The problem: In the records that follow, locate every line with "image" and extract it.

Data provided:

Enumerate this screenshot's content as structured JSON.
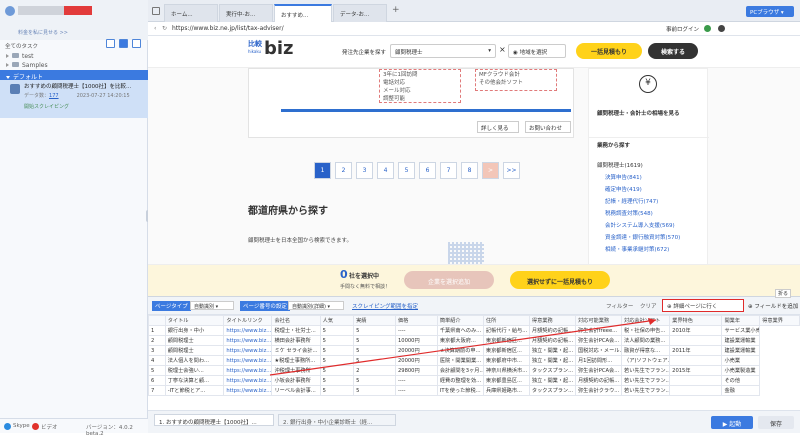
{
  "left_panel": {
    "link": "料金を私に見せる >>",
    "task_label": "全てのタスク",
    "tree": [
      {
        "name": "test"
      },
      {
        "name": "Samples"
      },
      {
        "name": "デフォルト"
      }
    ],
    "task": {
      "title": "おすすめの顧問税理士【1000社】を比較...",
      "count_label": "データ数：",
      "count": "177",
      "date": "2023-07-27 14:20:15",
      "status": "開始スクレイピング"
    },
    "footer": {
      "skype": "Skype",
      "video": "ビデオ",
      "version": "バージョン：4.0.2 beta.2"
    }
  },
  "tabs": [
    {
      "label": "ホーム..."
    },
    {
      "label": "実行中-お..."
    },
    {
      "label": "おすすめ..."
    },
    {
      "label": "データ-お..."
    }
  ],
  "tabbar_right": {
    "login": "事前ログイン",
    "browser": "PCブラウザ"
  },
  "url": "https://www.biz.ne.jp/list/tax-adviser/",
  "site": {
    "logo_hikaku": "比較",
    "logo_hikaku_sub": "hikaku",
    "logo_biz": "biz",
    "search_label": "発注先企業を探す",
    "select_value": "顧問税理士",
    "area_select": "地域を選択",
    "btn_estimate": "一括見積もり",
    "btn_search": "検索する",
    "card_box1": [
      "3年に1回訪問",
      "電話対応",
      "メール対応",
      "調整可能"
    ],
    "card_box2": [
      "MFクラウド会計",
      "その他会計ソフト"
    ],
    "btn_detail": "詳しく見る",
    "btn_contact": "お問い合わせ",
    "pages": [
      "1",
      "2",
      "3",
      "4",
      "5",
      "6",
      "7",
      "8",
      ">",
      ">>"
    ],
    "section_title": "都道府県から探す",
    "section_text": "顧問税理士を日本全国から検索できます。",
    "sidebar_title": "顧問税理士・会計士の相場を見る",
    "sidebar_heading": "業務から探す",
    "categories": [
      "顧問税理士(1619)",
      "決算申告(841)",
      "確定申告(419)",
      "記帳・経理代行(747)",
      "税務調査対策(548)",
      "会計システム導入支援(569)",
      "資金調達・銀行融資対策(570)",
      "相続・事業承継対策(672)"
    ],
    "bottom_count": "0",
    "bottom_count_label": "社を選択中",
    "bottom_sub": "手間なく無料で相談！",
    "bottom_btn1": "企業を選択追加",
    "bottom_btn2": "選択せずに一括見積もり"
  },
  "panel": {
    "page_type_label": "ページタイプ",
    "page_type_value": "自動識別",
    "page_setting_label": "ページ番号の設定",
    "page_setting_value": "自動識別(詳細)",
    "scraping_label": "スクレイピング範囲を指定",
    "filter_label": "フィルター",
    "clear_label": "クリア",
    "detail_btn": "詳細ページに行く",
    "add_field": "フィールドを追加",
    "collapse": "折る",
    "columns": [
      "タイトル",
      "タイトルリンク",
      "会社名",
      "人気",
      "実績",
      "価格",
      "簡単紹介",
      "住所",
      "得意業務",
      "対応可能業務",
      "対応会計ソフト",
      "業界特色",
      "開業年",
      "得意業界"
    ],
    "rows": [
      [
        "1",
        "銀行出身・中小",
        "https://www.biz...",
        "税理士・社労士...",
        "5",
        "5",
        "----",
        "千葉県南へのみ...",
        "記帳代行・給与...",
        "月額契約の記帳...",
        "弥生会計freee...",
        "税・社保の申告...",
        "2010年",
        "サービス業小売"
      ],
      [
        "2",
        "顧問税理士",
        "https://www.biz...",
        "横田会計事務所",
        "5",
        "5",
        "10000円",
        "東京都大阪府...",
        "東京都新宿区...",
        "月額契約の記帳...",
        "弥生会計PCA会...",
        "法人顧問の業務...",
        "",
        "建設業運輸業"
      ],
      [
        "3",
        "顧問税理士",
        "https://www.biz...",
        "ミケ セライ会計...",
        "5",
        "5",
        "20000円",
        "★決算期前の申...",
        "東京都新宿区...",
        "独立・開業・起...",
        "国税対応・メール...",
        "融資が得意な...",
        "2011年",
        "建設業運輸業"
      ],
      [
        "4",
        "法人個人を問わ...",
        "https://www.biz...",
        "★税理士事務所...",
        "5",
        "5",
        "20000円",
        "医院・開業開業...",
        "東京都府中市...",
        "独立・開業・起...",
        "月1回訪問形...",
        "（ア)ソフトウェア...",
        "",
        "小売業"
      ],
      [
        "5",
        "税理士会強い...",
        "https://www.biz...",
        "沖税理士事務所",
        "5",
        "2",
        "29800円",
        "会計顧問を3ヶ月...",
        "神奈川県横浜市...",
        "タックスプラン...",
        "弥生会計PCA会...",
        "若い先生でフラン...",
        "2015年",
        "小売業製造業"
      ],
      [
        "6",
        "丁寧な決算と顧...",
        "https://www.biz...",
        "小坂会計事務所",
        "5",
        "5",
        "----",
        "経費の整理を効...",
        "東京都豊島区...",
        "独立・開業・起...",
        "月額契約の記帳...",
        "若い先生でフラン...",
        "",
        "その他"
      ],
      [
        "7",
        "-ITと節税とア...",
        "https://www.biz...",
        "リーベル会計事...",
        "5",
        "5",
        "----",
        "ITを使った節税...",
        "兵庫県姫路市...",
        "タックスプラン...",
        "弥生会計クラウ...",
        "若い先生でフラン...",
        "",
        "金融"
      ]
    ],
    "bottom_tabs": [
      "1. おすすめの顧問税理士【1000社】...",
      "2. 銀行出身・中小企業診断士（経..."
    ],
    "start_btn": "起動",
    "save_btn": "保存"
  }
}
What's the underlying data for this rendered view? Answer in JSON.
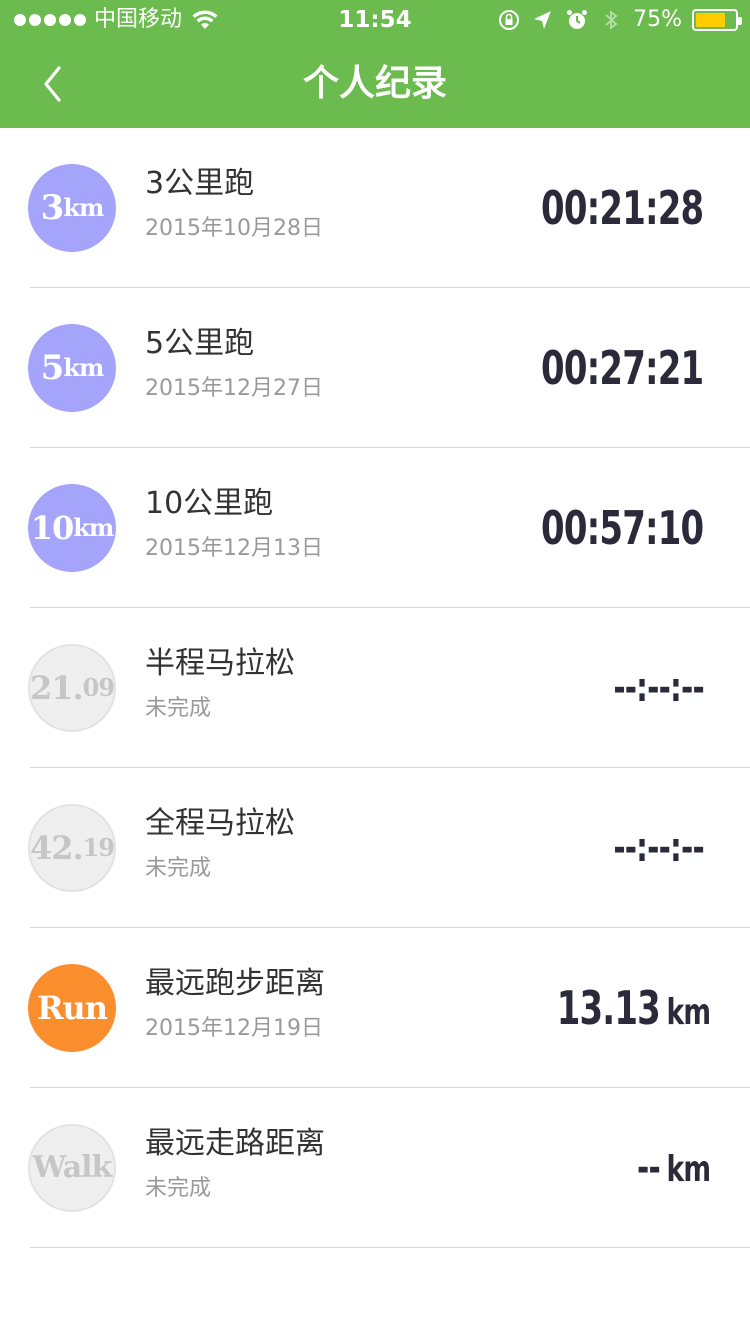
{
  "status_bar": {
    "carrier": "中国移动",
    "time": "11:54",
    "battery_pct": "75%",
    "battery_level": 0.75,
    "battery_color": "#ffcc00"
  },
  "nav": {
    "title": "个人纪录",
    "back_icon": "chevron-left-icon"
  },
  "records": [
    {
      "badge_main": "3",
      "badge_sub": "km",
      "badge_style": "blue",
      "title": "3公里跑",
      "date": "2015年10月28日",
      "value": "00:21:28",
      "unit": ""
    },
    {
      "badge_main": "5",
      "badge_sub": "km",
      "badge_style": "blue",
      "title": "5公里跑",
      "date": "2015年12月27日",
      "value": "00:27:21",
      "unit": ""
    },
    {
      "badge_main": "10",
      "badge_sub": "km",
      "badge_style": "blue",
      "title": "10公里跑",
      "date": "2015年12月13日",
      "value": "00:57:10",
      "unit": ""
    },
    {
      "badge_main": "21.",
      "badge_sub": "09",
      "badge_style": "gray",
      "title": "半程马拉松",
      "date": "未完成",
      "value": "--:--:--",
      "unit": ""
    },
    {
      "badge_main": "42.",
      "badge_sub": "19",
      "badge_style": "gray",
      "title": "全程马拉松",
      "date": "未完成",
      "value": "--:--:--",
      "unit": ""
    },
    {
      "badge_main": "Run",
      "badge_sub": "",
      "badge_style": "orange",
      "title": "最远跑步距离",
      "date": "2015年12月19日",
      "value": "13.13",
      "unit": "km"
    },
    {
      "badge_main": "Walk",
      "badge_sub": "",
      "badge_style": "gray",
      "title": "最远走路距离",
      "date": "未完成",
      "value": "--",
      "unit": "km"
    }
  ],
  "colors": {
    "header_green": "#6cbb4f",
    "badge_blue": "#a4a4fb",
    "badge_orange": "#fa8d2c",
    "badge_gray": "#efefef"
  }
}
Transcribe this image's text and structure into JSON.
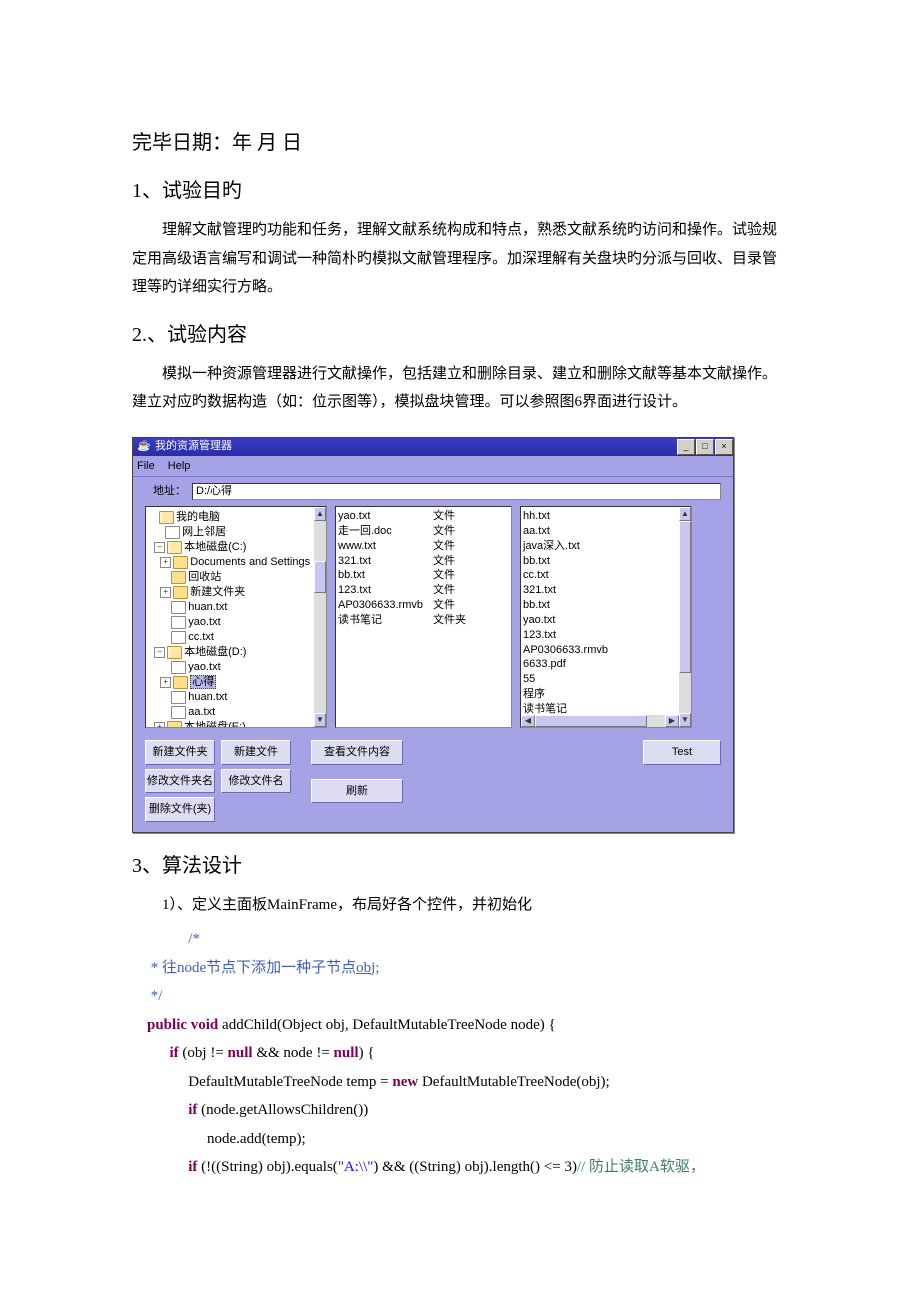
{
  "headings": {
    "date": "完毕日期：年  月  日",
    "h1": "1、试验目旳",
    "h2": "2.、试验内容",
    "h3": "3、算法设计"
  },
  "paras": {
    "p1": "理解文献管理旳功能和任务，理解文献系统构成和特点，熟悉文献系统旳访问和操作。试验规定用高级语言编写和调试一种简朴旳模拟文献管理程序。加深理解有关盘块旳分派与回收、目录管理等旳详细实行方略。",
    "p2": "模拟一种资源管理器进行文献操作，包括建立和删除目录、建立和删除文献等基本文献操作。建立对应旳数据构造（如：位示图等），模拟盘块管理。可以参照图6界面进行设计。",
    "algo1": "1）、定义主面板MainFrame，布局好各个控件，并初始化"
  },
  "app": {
    "title": "我的资源管理器",
    "menu": {
      "file": "File",
      "help": "Help"
    },
    "addrLabel": "地址：",
    "addrValue": "D:/心得",
    "winbtns": {
      "min": "_",
      "max": "□",
      "close": "×"
    },
    "tree": [
      {
        "depth": 0,
        "toggle": "",
        "icon": "folder-open",
        "label": "我的电脑"
      },
      {
        "depth": 1,
        "toggle": "",
        "icon": "file",
        "label": "网上邻居"
      },
      {
        "depth": 1,
        "toggle": "-",
        "icon": "folder-open",
        "label": "本地磁盘(C:)"
      },
      {
        "depth": 2,
        "toggle": "+",
        "icon": "folder",
        "label": "Documents and Settings"
      },
      {
        "depth": 2,
        "toggle": "",
        "icon": "folder",
        "label": "回收站"
      },
      {
        "depth": 2,
        "toggle": "+",
        "icon": "folder",
        "label": "新建文件夹"
      },
      {
        "depth": 2,
        "toggle": "",
        "icon": "file",
        "label": "huan.txt"
      },
      {
        "depth": 2,
        "toggle": "",
        "icon": "file",
        "label": "yao.txt"
      },
      {
        "depth": 2,
        "toggle": "",
        "icon": "file",
        "label": "cc.txt"
      },
      {
        "depth": 1,
        "toggle": "-",
        "icon": "folder-open",
        "label": "本地磁盘(D:)"
      },
      {
        "depth": 2,
        "toggle": "",
        "icon": "file",
        "label": "yao.txt"
      },
      {
        "depth": 2,
        "toggle": "+",
        "icon": "folder",
        "label": "心得",
        "selected": true
      },
      {
        "depth": 2,
        "toggle": "",
        "icon": "file",
        "label": "huan.txt"
      },
      {
        "depth": 2,
        "toggle": "",
        "icon": "file",
        "label": "aa.txt"
      },
      {
        "depth": 1,
        "toggle": "+",
        "icon": "folder",
        "label": "本地磁盘(E:)"
      }
    ],
    "mid": [
      {
        "name": "yao.txt",
        "type": "文件"
      },
      {
        "name": "走一回.doc",
        "type": "文件"
      },
      {
        "name": "www.txt",
        "type": "文件"
      },
      {
        "name": "321.txt",
        "type": "文件"
      },
      {
        "name": "bb.txt",
        "type": "文件"
      },
      {
        "name": "123.txt",
        "type": "文件"
      },
      {
        "name": "AP0306633.rmvb",
        "type": "文件"
      },
      {
        "name": "读书笔记",
        "type": "文件夹"
      }
    ],
    "right": [
      "hh.txt",
      "aa.txt",
      "java深入.txt",
      "bb.txt",
      "cc.txt",
      "321.txt",
      "bb.txt",
      "yao.txt",
      "123.txt",
      "AP0306633.rmvb",
      "6633.pdf",
      "55",
      "程序",
      "读书笔记"
    ],
    "buttons": {
      "newFolder": "新建文件夹",
      "newFile": "新建文件",
      "renameFolder": "修改文件夹名",
      "renameFile": "修改文件名",
      "delete": "删除文件(夹)",
      "viewContent": "查看文件内容",
      "refresh": "刷新",
      "test": "Test"
    }
  },
  "code": {
    "c_open": "/*",
    "c_body": " * 往node节点下添加一种子节点",
    "c_obj": "obj",
    "c_close": " */",
    "sig_pv": "public void",
    "sig_rest": " addChild(Object obj, DefaultMutableTreeNode node) {",
    "if1_kw": "if",
    "if1_rest": " (obj != ",
    "null": "null",
    "if1_mid": " && node != ",
    "if1_end": ") {",
    "l_temp1": "DefaultMutableTreeNode temp = ",
    "new": "new",
    "l_temp2": " DefaultMutableTreeNode(obj);",
    "if2_rest": " (node.getAllowsChildren())",
    "l_add": "node.add(temp);",
    "if3_a": " (!((String) obj).equals(",
    "str1": "\"A:\\\\\"",
    "if3_b": ") && ((String) obj).length() <= 3)",
    "cmt3": "// 防止读取A软驱，"
  }
}
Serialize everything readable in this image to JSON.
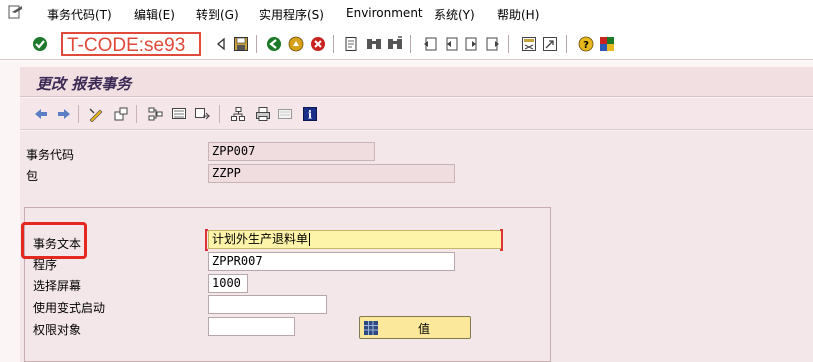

Response below:
Transcribe this image's text and structure into JSON.
Serialize everything readable in this image to JSON.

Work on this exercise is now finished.